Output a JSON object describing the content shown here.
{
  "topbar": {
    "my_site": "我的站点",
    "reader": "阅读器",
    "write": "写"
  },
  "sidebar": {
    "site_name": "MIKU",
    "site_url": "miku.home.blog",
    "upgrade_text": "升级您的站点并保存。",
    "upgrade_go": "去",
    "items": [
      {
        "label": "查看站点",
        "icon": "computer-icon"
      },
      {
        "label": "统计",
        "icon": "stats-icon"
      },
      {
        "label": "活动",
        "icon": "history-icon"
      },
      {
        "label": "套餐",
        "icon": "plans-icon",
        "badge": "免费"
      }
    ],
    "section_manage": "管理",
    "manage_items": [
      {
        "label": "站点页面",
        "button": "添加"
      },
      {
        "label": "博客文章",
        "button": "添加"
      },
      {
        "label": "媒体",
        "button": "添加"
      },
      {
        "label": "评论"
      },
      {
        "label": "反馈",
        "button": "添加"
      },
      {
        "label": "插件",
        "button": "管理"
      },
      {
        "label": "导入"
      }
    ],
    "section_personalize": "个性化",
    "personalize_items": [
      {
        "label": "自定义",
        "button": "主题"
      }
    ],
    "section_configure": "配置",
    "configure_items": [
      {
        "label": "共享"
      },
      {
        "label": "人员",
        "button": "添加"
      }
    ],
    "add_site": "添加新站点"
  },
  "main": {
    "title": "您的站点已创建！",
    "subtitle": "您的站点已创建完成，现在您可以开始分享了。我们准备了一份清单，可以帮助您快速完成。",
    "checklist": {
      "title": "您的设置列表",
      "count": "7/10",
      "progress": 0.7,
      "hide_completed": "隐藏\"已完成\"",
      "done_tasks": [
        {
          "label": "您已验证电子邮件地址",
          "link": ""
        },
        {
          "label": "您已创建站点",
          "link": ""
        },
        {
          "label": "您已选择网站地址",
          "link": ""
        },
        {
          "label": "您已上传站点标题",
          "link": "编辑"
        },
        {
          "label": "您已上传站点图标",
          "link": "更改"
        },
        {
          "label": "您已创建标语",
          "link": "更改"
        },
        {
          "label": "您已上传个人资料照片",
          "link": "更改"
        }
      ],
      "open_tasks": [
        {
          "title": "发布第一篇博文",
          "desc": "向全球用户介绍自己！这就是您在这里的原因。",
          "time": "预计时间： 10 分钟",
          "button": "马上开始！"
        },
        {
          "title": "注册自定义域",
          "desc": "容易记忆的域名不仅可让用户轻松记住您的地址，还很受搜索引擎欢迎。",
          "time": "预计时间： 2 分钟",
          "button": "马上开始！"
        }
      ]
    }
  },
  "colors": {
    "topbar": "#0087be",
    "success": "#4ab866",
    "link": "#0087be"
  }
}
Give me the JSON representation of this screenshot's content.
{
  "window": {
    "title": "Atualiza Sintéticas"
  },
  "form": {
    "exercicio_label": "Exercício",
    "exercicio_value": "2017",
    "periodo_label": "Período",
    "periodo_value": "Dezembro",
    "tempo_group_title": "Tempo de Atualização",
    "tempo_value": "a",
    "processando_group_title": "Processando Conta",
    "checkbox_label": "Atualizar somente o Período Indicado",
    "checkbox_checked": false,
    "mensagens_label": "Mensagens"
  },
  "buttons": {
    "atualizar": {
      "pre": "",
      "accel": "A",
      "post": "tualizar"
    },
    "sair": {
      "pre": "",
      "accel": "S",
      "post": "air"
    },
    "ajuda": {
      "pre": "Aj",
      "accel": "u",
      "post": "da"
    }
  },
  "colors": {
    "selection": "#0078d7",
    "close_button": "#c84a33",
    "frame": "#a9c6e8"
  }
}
—————
**Short exercise:** Repeat all of the records above exactly as they appear.

**Right answer:**
Output a JSON object describing the content shown here.
{
  "topbar": {
    "my_site": "我的站点",
    "reader": "阅读器",
    "write": "写"
  },
  "sidebar": {
    "site_name": "MIKU",
    "site_url": "miku.home.blog",
    "upgrade_text": "升级您的站点并保存。",
    "upgrade_go": "去",
    "items": [
      {
        "label": "查看站点",
        "icon": "computer-icon"
      },
      {
        "label": "统计",
        "icon": "stats-icon"
      },
      {
        "label": "活动",
        "icon": "history-icon"
      },
      {
        "label": "套餐",
        "icon": "plans-icon",
        "badge": "免费"
      }
    ],
    "section_manage": "管理",
    "manage_items": [
      {
        "label": "站点页面",
        "button": "添加"
      },
      {
        "label": "博客文章",
        "button": "添加"
      },
      {
        "label": "媒体",
        "button": "添加"
      },
      {
        "label": "评论"
      },
      {
        "label": "反馈",
        "button": "添加"
      },
      {
        "label": "插件",
        "button": "管理"
      },
      {
        "label": "导入"
      }
    ],
    "section_personalize": "个性化",
    "personalize_items": [
      {
        "label": "自定义",
        "button": "主题"
      }
    ],
    "section_configure": "配置",
    "configure_items": [
      {
        "label": "共享"
      },
      {
        "label": "人员",
        "button": "添加"
      }
    ],
    "add_site": "添加新站点"
  },
  "main": {
    "title": "您的站点已创建！",
    "subtitle": "您的站点已创建完成，现在您可以开始分享了。我们准备了一份清单，可以帮助您快速完成。",
    "checklist": {
      "title": "您的设置列表",
      "count": "7/10",
      "progress": 0.7,
      "hide_completed": "隐藏\"已完成\"",
      "done_tasks": [
        {
          "label": "您已验证电子邮件地址",
          "link": ""
        },
        {
          "label": "您已创建站点",
          "link": ""
        },
        {
          "label": "您已选择网站地址",
          "link": ""
        },
        {
          "label": "您已上传站点标题",
          "link": "编辑"
        },
        {
          "label": "您已上传站点图标",
          "link": "更改"
        },
        {
          "label": "您已创建标语",
          "link": "更改"
        },
        {
          "label": "您已上传个人资料照片",
          "link": "更改"
        }
      ],
      "open_tasks": [
        {
          "title": "发布第一篇博文",
          "desc": "向全球用户介绍自己！这就是您在这里的原因。",
          "time": "预计时间： 10 分钟",
          "button": "马上开始！"
        },
        {
          "title": "注册自定义域",
          "desc": "容易记忆的域名不仅可让用户轻松记住您的地址，还很受搜索引擎欢迎。",
          "time": "预计时间： 2 分钟",
          "button": "马上开始！"
        }
      ]
    }
  },
  "colors": {
    "topbar": "#0087be",
    "success": "#4ab866",
    "link": "#0087be"
  }
}
Give me the JSON representation of this screenshot's content.
{
  "window": {
    "title": "Atualiza Sintéticas"
  },
  "form": {
    "exercicio_label": "Exercício",
    "exercicio_value": "2017",
    "periodo_label": "Período",
    "periodo_value": "Dezembro",
    "tempo_group_title": "Tempo de Atualização",
    "tempo_value": "a",
    "processando_group_title": "Processando Conta",
    "checkbox_label": "Atualizar somente o Período Indicado",
    "checkbox_checked": false,
    "mensagens_label": "Mensagens"
  },
  "buttons": {
    "atualizar": {
      "pre": "",
      "accel": "A",
      "post": "tualizar"
    },
    "sair": {
      "pre": "",
      "accel": "S",
      "post": "air"
    },
    "ajuda": {
      "pre": "Aj",
      "accel": "u",
      "post": "da"
    }
  },
  "colors": {
    "selection": "#0078d7",
    "close_button": "#c84a33",
    "frame": "#a9c6e8"
  }
}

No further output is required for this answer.